Records that describe figures
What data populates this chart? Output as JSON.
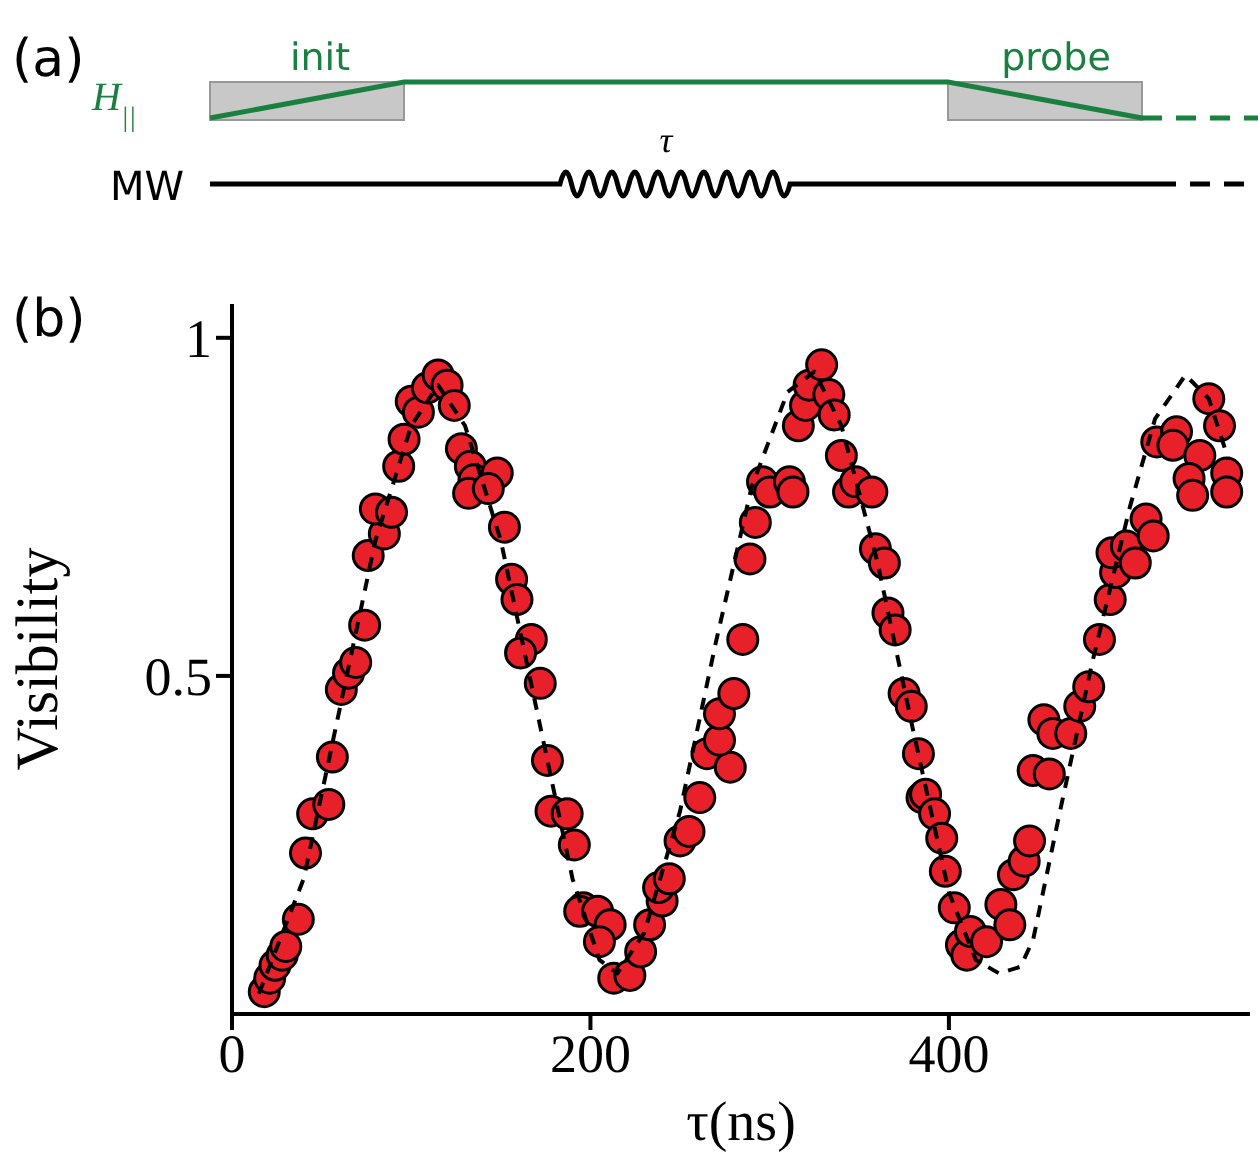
{
  "chart_data": {
    "type": "scatter",
    "xlabel": "τ(ns)",
    "ylabel": "Visibility",
    "xlim": [
      0,
      568
    ],
    "ylim": [
      0,
      1.05
    ],
    "xticks": [
      0,
      200,
      400
    ],
    "yticks": [
      0.5,
      1
    ],
    "annotations": [
      "(a)",
      "init",
      "probe",
      "H$_{||}$",
      "MW",
      "τ",
      "(b)"
    ],
    "series": [
      {
        "type": "scatter",
        "color": "#e8202a",
        "marker": "circle",
        "x": [
          18,
          21,
          24,
          28,
          30,
          37,
          41,
          45,
          54,
          56,
          61,
          65,
          69,
          74,
          76,
          85,
          80,
          89,
          93,
          96,
          100,
          104,
          109,
          115,
          120,
          124,
          128,
          133,
          135,
          132,
          148,
          143,
          152,
          156,
          159,
          167,
          161,
          172,
          176,
          178,
          187,
          191,
          196,
          194,
          204,
          211,
          205,
          213,
          222,
          228,
          233,
          240,
          238,
          244,
          250,
          255,
          261,
          265,
          278,
          272,
          272,
          280,
          285,
          289,
          292,
          296,
          300,
          311,
          313,
          316,
          320,
          322,
          329,
          333,
          336,
          340,
          344,
          348,
          357,
          359,
          364,
          366,
          370,
          375,
          379,
          383,
          385,
          387,
          392,
          396,
          398,
          403,
          407,
          410,
          412,
          421,
          429,
          434,
          436,
          442,
          445,
          447,
          456,
          453,
          458,
          468,
          473,
          478,
          484,
          490,
          493,
          491,
          499,
          504,
          510,
          514,
          516,
          527,
          525,
          540,
          534,
          536,
          545,
          551,
          555,
          555
        ],
        "values": [
          0.033,
          0.053,
          0.072,
          0.087,
          0.1,
          0.14,
          0.238,
          0.296,
          0.31,
          0.38,
          0.48,
          0.504,
          0.52,
          0.575,
          0.678,
          0.71,
          0.747,
          0.742,
          0.81,
          0.85,
          0.906,
          0.89,
          0.926,
          0.945,
          0.93,
          0.9,
          0.836,
          0.81,
          0.79,
          0.77,
          0.8,
          0.777,
          0.72,
          0.643,
          0.613,
          0.554,
          0.534,
          0.489,
          0.375,
          0.3,
          0.296,
          0.25,
          0.157,
          0.152,
          0.152,
          0.132,
          0.107,
          0.053,
          0.057,
          0.092,
          0.132,
          0.167,
          0.187,
          0.2,
          0.256,
          0.27,
          0.32,
          0.385,
          0.365,
          0.405,
          0.444,
          0.474,
          0.554,
          0.673,
          0.727,
          0.787,
          0.772,
          0.787,
          0.772,
          0.87,
          0.9,
          0.93,
          0.96,
          0.916,
          0.886,
          0.826,
          0.772,
          0.787,
          0.772,
          0.688,
          0.667,
          0.593,
          0.568,
          0.474,
          0.455,
          0.385,
          0.32,
          0.325,
          0.296,
          0.26,
          0.211,
          0.157,
          0.102,
          0.087,
          0.122,
          0.107,
          0.162,
          0.132,
          0.206,
          0.226,
          0.256,
          0.36,
          0.355,
          0.435,
          0.415,
          0.415,
          0.455,
          0.484,
          0.554,
          0.613,
          0.653,
          0.682,
          0.692,
          0.667,
          0.732,
          0.707,
          0.846,
          0.861,
          0.841,
          0.826,
          0.792,
          0.767,
          0.91,
          0.87,
          0.8,
          0.772
        ]
      },
      {
        "type": "line",
        "color": "#000000",
        "line_style": "dashed",
        "marker": "none",
        "x": [
          15,
          40,
          60,
          80,
          100,
          115,
          130,
          150,
          170,
          190,
          205,
          215,
          230,
          250,
          270,
          290,
          310,
          325,
          340,
          360,
          380,
          400,
          415,
          428,
          440,
          447,
          462,
          480,
          501,
          515,
          532,
          545,
          556
        ],
        "values": [
          0.03,
          0.2,
          0.45,
          0.7,
          0.87,
          0.93,
          0.87,
          0.7,
          0.45,
          0.2,
          0.08,
          0.06,
          0.12,
          0.3,
          0.55,
          0.78,
          0.92,
          0.95,
          0.87,
          0.67,
          0.42,
          0.18,
          0.08,
          0.06,
          0.07,
          0.11,
          0.3,
          0.52,
          0.75,
          0.88,
          0.945,
          0.91,
          0.82
        ]
      }
    ]
  }
}
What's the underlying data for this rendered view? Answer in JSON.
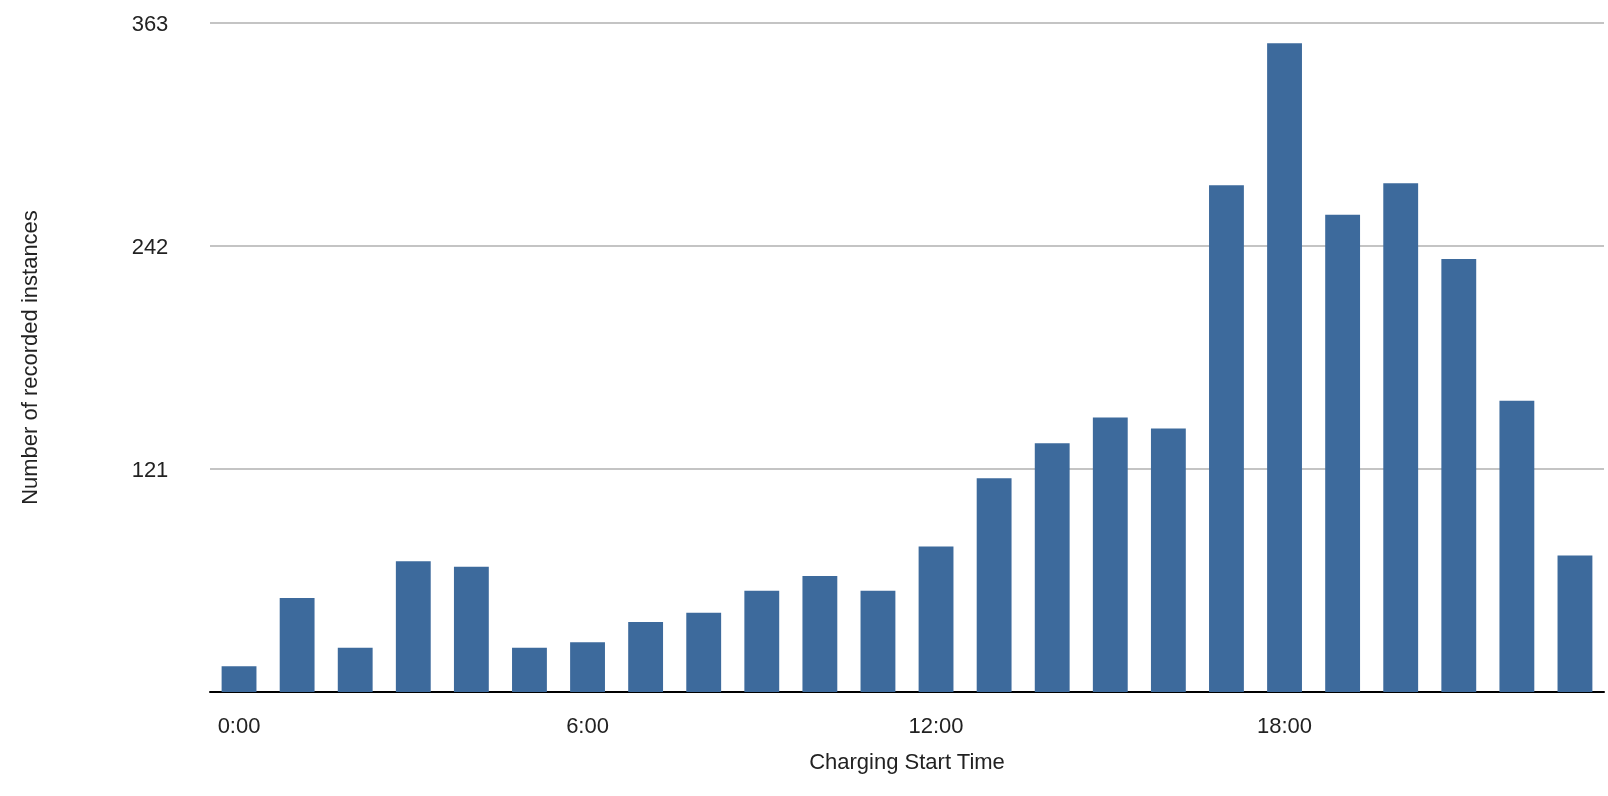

## What the task asks
Transcribe the records above exactly, leaving out every picture.

## Solution below
What data populates this chart? Output as JSON.
{
  "chart_data": {
    "type": "scatter",
    "xlabel": "τ(ns)",
    "ylabel": "Visibility",
    "xlim": [
      0,
      568
    ],
    "ylim": [
      0,
      1.05
    ],
    "xticks": [
      0,
      200,
      400
    ],
    "yticks": [
      0.5,
      1
    ],
    "annotations": [
      "(a)",
      "init",
      "probe",
      "H$_{||}$",
      "MW",
      "τ",
      "(b)"
    ],
    "series": [
      {
        "type": "scatter",
        "color": "#e8202a",
        "marker": "circle",
        "x": [
          18,
          21,
          24,
          28,
          30,
          37,
          41,
          45,
          54,
          56,
          61,
          65,
          69,
          74,
          76,
          85,
          80,
          89,
          93,
          96,
          100,
          104,
          109,
          115,
          120,
          124,
          128,
          133,
          135,
          132,
          148,
          143,
          152,
          156,
          159,
          167,
          161,
          172,
          176,
          178,
          187,
          191,
          196,
          194,
          204,
          211,
          205,
          213,
          222,
          228,
          233,
          240,
          238,
          244,
          250,
          255,
          261,
          265,
          278,
          272,
          272,
          280,
          285,
          289,
          292,
          296,
          300,
          311,
          313,
          316,
          320,
          322,
          329,
          333,
          336,
          340,
          344,
          348,
          357,
          359,
          364,
          366,
          370,
          375,
          379,
          383,
          385,
          387,
          392,
          396,
          398,
          403,
          407,
          410,
          412,
          421,
          429,
          434,
          436,
          442,
          445,
          447,
          456,
          453,
          458,
          468,
          473,
          478,
          484,
          490,
          493,
          491,
          499,
          504,
          510,
          514,
          516,
          527,
          525,
          540,
          534,
          536,
          545,
          551,
          555,
          555
        ],
        "values": [
          0.033,
          0.053,
          0.072,
          0.087,
          0.1,
          0.14,
          0.238,
          0.296,
          0.31,
          0.38,
          0.48,
          0.504,
          0.52,
          0.575,
          0.678,
          0.71,
          0.747,
          0.742,
          0.81,
          0.85,
          0.906,
          0.89,
          0.926,
          0.945,
          0.93,
          0.9,
          0.836,
          0.81,
          0.79,
          0.77,
          0.8,
          0.777,
          0.72,
          0.643,
          0.613,
          0.554,
          0.534,
          0.489,
          0.375,
          0.3,
          0.296,
          0.25,
          0.157,
          0.152,
          0.152,
          0.132,
          0.107,
          0.053,
          0.057,
          0.092,
          0.132,
          0.167,
          0.187,
          0.2,
          0.256,
          0.27,
          0.32,
          0.385,
          0.365,
          0.405,
          0.444,
          0.474,
          0.554,
          0.673,
          0.727,
          0.787,
          0.772,
          0.787,
          0.772,
          0.87,
          0.9,
          0.93,
          0.96,
          0.916,
          0.886,
          0.826,
          0.772,
          0.787,
          0.772,
          0.688,
          0.667,
          0.593,
          0.568,
          0.474,
          0.455,
          0.385,
          0.32,
          0.325,
          0.296,
          0.26,
          0.211,
          0.157,
          0.102,
          0.087,
          0.122,
          0.107,
          0.162,
          0.132,
          0.206,
          0.226,
          0.256,
          0.36,
          0.355,
          0.435,
          0.415,
          0.415,
          0.455,
          0.484,
          0.554,
          0.613,
          0.653,
          0.682,
          0.692,
          0.667,
          0.732,
          0.707,
          0.846,
          0.861,
          0.841,
          0.826,
          0.792,
          0.767,
          0.91,
          0.87,
          0.8,
          0.772
        ]
      },
      {
        "type": "line",
        "color": "#000000",
        "line_style": "dashed",
        "marker": "none",
        "x": [
          15,
          40,
          60,
          80,
          100,
          115,
          130,
          150,
          170,
          190,
          205,
          215,
          230,
          250,
          270,
          290,
          310,
          325,
          340,
          360,
          380,
          400,
          415,
          428,
          440,
          447,
          462,
          480,
          501,
          515,
          532,
          545,
          556
        ],
        "values": [
          0.03,
          0.2,
          0.45,
          0.7,
          0.87,
          0.93,
          0.87,
          0.7,
          0.45,
          0.2,
          0.08,
          0.06,
          0.12,
          0.3,
          0.55,
          0.78,
          0.92,
          0.95,
          0.87,
          0.67,
          0.42,
          0.18,
          0.08,
          0.06,
          0.07,
          0.11,
          0.3,
          0.52,
          0.75,
          0.88,
          0.945,
          0.91,
          0.82
        ]
      }
    ]
  }
}
What's the underlying data for this rendered view? Answer in JSON.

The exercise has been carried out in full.